JOB 1: In the forum thread about farming out a limo job, what does the farming company typically keep according to the reply?

SELECTED TEXT:
September 9th, 2002, 03:59 PM
I just got a request for a 10 passenger limo for a 8 hr. tour. Unfortunately I do not have a 10 passenger limo. My question is, how much am I entitled to for farming out this job? What is the standard rate for farming out jobs?

thks!
SS

Sebastian

September 9th, 2002, 08:45 PM
Hey Seb,

I am going to assume you booked the job out at the standard rate for your area, after all if you booked a job for $55 an hour and the going rate is $75 an hour then this question is pointless because no one would take it any way. So anyway the standard in my experience is that the farming company keeps the gratuity 15% or 20% on the job. Now this rule is out the window if you cannot find anyone to do the job for that rate. I have booked plenty of jobs in my day and had to give the entire amount to the other limo compamy simply because they would not do it otherwise as the job was booked on such a high demand night.

JOB 2: Give the rows of the spatial layout data as a numbered list, starting at the first row and ending at the row that contains "smartart-button[interactable]: 智能图形: [301, 95, 367, 113]", with blank lines left out.

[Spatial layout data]
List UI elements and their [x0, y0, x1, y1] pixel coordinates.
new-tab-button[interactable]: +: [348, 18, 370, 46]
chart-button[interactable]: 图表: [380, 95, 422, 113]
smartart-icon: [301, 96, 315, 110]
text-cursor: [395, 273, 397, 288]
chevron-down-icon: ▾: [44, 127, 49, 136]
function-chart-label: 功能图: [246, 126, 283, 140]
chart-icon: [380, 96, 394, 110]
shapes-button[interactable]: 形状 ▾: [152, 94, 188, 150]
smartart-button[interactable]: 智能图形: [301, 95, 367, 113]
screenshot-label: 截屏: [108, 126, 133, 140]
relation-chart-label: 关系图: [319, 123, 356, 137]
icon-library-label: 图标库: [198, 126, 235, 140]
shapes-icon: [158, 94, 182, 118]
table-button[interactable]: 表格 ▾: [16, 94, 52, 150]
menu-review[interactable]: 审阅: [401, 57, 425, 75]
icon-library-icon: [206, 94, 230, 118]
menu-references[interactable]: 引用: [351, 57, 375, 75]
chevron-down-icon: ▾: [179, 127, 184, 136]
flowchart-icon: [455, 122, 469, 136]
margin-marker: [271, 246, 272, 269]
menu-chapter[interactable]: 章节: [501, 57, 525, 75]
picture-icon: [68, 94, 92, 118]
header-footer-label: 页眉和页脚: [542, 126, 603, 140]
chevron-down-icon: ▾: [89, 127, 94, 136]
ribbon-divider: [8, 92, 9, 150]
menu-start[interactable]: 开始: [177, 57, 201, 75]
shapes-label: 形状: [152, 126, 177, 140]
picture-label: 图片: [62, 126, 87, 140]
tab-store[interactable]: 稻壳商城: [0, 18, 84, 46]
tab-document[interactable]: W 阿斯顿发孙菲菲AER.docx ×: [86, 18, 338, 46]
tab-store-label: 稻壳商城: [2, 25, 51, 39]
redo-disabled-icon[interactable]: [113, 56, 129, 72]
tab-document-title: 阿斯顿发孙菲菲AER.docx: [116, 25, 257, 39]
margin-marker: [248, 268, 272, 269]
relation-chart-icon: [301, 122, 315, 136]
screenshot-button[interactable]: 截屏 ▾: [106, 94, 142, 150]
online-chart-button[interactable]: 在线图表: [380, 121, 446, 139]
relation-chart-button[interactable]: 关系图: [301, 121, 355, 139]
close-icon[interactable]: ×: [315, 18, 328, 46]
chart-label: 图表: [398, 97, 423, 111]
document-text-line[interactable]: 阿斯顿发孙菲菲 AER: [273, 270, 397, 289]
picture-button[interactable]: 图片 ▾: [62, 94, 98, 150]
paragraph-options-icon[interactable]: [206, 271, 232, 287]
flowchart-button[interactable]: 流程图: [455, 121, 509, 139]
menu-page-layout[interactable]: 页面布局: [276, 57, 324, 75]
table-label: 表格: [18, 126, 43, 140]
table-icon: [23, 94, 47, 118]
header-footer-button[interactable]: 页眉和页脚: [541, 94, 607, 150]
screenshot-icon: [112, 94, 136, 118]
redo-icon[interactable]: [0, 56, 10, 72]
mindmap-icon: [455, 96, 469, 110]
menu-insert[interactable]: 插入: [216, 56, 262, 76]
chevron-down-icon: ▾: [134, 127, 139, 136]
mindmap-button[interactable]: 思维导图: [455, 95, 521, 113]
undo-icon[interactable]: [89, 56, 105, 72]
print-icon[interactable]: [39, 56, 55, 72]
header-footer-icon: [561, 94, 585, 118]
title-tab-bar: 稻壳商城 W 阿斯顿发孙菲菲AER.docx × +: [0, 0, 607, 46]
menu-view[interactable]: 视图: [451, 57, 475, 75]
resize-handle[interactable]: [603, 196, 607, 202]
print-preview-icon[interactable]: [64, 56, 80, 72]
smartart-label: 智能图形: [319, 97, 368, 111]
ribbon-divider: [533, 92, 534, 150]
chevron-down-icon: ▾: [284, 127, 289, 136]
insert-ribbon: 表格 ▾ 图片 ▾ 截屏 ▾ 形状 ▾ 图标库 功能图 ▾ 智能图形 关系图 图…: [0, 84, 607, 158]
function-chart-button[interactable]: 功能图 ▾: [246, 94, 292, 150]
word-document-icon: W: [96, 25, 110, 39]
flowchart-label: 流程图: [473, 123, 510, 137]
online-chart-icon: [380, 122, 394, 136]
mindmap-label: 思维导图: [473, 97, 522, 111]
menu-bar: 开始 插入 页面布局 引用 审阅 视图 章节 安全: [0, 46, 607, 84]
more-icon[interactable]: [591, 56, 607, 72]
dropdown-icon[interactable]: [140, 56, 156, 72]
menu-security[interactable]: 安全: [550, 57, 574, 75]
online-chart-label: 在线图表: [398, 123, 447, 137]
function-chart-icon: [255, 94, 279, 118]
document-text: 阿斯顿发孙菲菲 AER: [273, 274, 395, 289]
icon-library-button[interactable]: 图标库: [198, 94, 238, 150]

EXERCISE SOLUTION 1: The gratuity, 15% or 20% on the job.

EXERCISE SOLUTION 2:
1. List UI elements and their [x0, y0, x1, y1] pixel coordinates.
2. new-tab-button[interactable]: +: [348, 18, 370, 46]
3. chart-button[interactable]: 图表: [380, 95, 422, 113]
4. smartart-icon: [301, 96, 315, 110]
5. text-cursor: [395, 273, 397, 288]
6. chevron-down-icon: ▾: [44, 127, 49, 136]
7. function-chart-label: 功能图: [246, 126, 283, 140]
8. chart-icon: [380, 96, 394, 110]
9. shapes-button[interactable]: 形状 ▾: [152, 94, 188, 150]
10. smartart-button[interactable]: 智能图形: [301, 95, 367, 113]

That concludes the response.